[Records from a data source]
═══
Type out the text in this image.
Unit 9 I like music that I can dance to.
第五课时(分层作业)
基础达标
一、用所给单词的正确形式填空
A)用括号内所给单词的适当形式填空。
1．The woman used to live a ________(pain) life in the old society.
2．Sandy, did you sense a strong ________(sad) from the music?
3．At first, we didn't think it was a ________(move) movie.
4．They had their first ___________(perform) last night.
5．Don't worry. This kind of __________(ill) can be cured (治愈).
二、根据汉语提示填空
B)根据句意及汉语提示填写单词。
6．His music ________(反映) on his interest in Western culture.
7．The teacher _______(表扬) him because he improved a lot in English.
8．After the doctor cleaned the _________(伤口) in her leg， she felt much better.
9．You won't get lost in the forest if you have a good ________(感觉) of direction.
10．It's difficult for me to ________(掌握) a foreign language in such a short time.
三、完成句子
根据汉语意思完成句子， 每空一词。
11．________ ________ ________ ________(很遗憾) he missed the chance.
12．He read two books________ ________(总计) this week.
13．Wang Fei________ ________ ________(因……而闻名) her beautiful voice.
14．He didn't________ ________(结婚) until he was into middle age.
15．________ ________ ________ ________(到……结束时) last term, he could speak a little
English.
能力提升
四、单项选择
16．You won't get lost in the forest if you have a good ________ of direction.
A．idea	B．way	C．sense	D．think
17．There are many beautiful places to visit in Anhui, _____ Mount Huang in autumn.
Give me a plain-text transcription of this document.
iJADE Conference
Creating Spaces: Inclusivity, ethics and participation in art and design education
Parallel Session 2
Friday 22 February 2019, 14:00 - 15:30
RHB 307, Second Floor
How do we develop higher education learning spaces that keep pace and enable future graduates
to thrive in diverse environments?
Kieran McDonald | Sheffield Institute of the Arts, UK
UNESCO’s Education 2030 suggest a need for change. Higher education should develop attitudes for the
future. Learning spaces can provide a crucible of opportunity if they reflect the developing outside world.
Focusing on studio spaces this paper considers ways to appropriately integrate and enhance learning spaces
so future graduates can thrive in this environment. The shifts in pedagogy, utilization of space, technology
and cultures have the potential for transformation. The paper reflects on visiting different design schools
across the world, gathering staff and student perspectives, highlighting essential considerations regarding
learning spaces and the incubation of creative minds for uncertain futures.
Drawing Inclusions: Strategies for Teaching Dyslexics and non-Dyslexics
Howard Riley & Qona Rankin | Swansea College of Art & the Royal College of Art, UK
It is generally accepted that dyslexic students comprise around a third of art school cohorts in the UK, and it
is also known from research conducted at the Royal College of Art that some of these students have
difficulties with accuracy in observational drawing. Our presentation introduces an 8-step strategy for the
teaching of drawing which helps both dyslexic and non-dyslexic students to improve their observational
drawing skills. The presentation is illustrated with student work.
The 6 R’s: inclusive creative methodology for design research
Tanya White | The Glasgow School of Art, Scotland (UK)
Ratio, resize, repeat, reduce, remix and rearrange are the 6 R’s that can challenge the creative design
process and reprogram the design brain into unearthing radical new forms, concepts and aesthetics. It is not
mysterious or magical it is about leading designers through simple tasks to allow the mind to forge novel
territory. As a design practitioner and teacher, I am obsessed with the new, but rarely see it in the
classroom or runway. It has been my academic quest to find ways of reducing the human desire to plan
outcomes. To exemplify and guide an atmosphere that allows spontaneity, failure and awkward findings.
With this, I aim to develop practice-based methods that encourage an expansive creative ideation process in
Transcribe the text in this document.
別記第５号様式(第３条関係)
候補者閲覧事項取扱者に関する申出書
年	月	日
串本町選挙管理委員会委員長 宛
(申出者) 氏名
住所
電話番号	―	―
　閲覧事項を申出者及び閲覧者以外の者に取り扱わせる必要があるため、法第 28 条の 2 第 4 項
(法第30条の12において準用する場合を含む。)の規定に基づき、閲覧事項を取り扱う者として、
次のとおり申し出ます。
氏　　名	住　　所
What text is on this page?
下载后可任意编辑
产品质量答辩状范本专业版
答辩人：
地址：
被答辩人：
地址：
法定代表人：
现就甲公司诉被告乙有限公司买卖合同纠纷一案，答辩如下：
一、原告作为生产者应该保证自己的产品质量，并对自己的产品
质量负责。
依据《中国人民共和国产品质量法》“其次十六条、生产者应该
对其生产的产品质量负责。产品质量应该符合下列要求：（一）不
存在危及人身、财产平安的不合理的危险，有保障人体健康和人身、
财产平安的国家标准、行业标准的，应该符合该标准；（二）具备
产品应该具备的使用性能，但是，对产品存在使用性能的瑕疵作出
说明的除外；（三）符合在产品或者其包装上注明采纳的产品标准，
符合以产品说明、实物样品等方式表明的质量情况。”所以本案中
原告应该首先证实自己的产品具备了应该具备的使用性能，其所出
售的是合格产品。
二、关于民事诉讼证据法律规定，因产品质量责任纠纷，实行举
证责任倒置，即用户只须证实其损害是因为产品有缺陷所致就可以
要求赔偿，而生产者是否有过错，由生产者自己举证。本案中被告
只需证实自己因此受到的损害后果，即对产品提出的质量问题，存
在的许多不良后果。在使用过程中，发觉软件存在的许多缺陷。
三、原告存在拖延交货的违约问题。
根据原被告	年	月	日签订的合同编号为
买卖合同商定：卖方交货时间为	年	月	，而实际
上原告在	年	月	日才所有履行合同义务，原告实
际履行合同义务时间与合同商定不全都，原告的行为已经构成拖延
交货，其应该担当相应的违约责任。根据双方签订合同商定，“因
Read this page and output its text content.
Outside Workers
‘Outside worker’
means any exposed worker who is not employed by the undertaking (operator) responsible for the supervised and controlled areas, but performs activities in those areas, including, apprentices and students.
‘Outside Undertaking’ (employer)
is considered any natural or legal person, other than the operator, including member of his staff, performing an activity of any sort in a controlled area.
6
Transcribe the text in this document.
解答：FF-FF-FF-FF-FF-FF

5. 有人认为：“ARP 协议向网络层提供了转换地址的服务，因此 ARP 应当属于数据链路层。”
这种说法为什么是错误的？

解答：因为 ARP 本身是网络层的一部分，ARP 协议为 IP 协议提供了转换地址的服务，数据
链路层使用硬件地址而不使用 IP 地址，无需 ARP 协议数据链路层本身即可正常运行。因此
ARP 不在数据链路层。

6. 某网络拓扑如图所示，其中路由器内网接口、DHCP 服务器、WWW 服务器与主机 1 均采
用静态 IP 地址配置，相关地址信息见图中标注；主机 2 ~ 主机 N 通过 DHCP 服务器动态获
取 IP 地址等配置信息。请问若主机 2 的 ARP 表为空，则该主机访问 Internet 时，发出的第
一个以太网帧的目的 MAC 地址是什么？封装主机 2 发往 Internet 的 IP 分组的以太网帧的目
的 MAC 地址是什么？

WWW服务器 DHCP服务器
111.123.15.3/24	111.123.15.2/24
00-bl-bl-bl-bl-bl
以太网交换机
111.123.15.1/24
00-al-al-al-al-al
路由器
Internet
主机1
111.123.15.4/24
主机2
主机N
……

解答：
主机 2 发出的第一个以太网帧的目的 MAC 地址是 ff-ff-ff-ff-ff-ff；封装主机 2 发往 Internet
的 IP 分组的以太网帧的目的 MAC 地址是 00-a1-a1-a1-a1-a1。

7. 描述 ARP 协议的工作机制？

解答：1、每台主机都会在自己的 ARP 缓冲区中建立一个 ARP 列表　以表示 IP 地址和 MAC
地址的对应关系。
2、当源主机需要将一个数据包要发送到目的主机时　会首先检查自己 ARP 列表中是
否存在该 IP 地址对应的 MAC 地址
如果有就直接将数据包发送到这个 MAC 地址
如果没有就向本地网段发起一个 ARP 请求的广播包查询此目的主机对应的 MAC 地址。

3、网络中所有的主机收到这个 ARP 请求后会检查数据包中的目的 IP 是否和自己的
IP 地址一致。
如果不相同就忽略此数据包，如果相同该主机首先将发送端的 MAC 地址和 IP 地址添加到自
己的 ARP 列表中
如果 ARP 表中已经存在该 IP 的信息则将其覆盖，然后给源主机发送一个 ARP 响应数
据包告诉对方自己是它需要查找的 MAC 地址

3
═══
Exercise brief | Copy each line that holds the word "including".

Written response |
means any exposed worker who is not employed by the undertaking (operator) responsible for the supervised and controlled areas, but performs activities in those areas, including, apprentices and students.
is considered any natural or legal person, other than the operator, including member of his staff, performing an activity of any sort in a controlled area.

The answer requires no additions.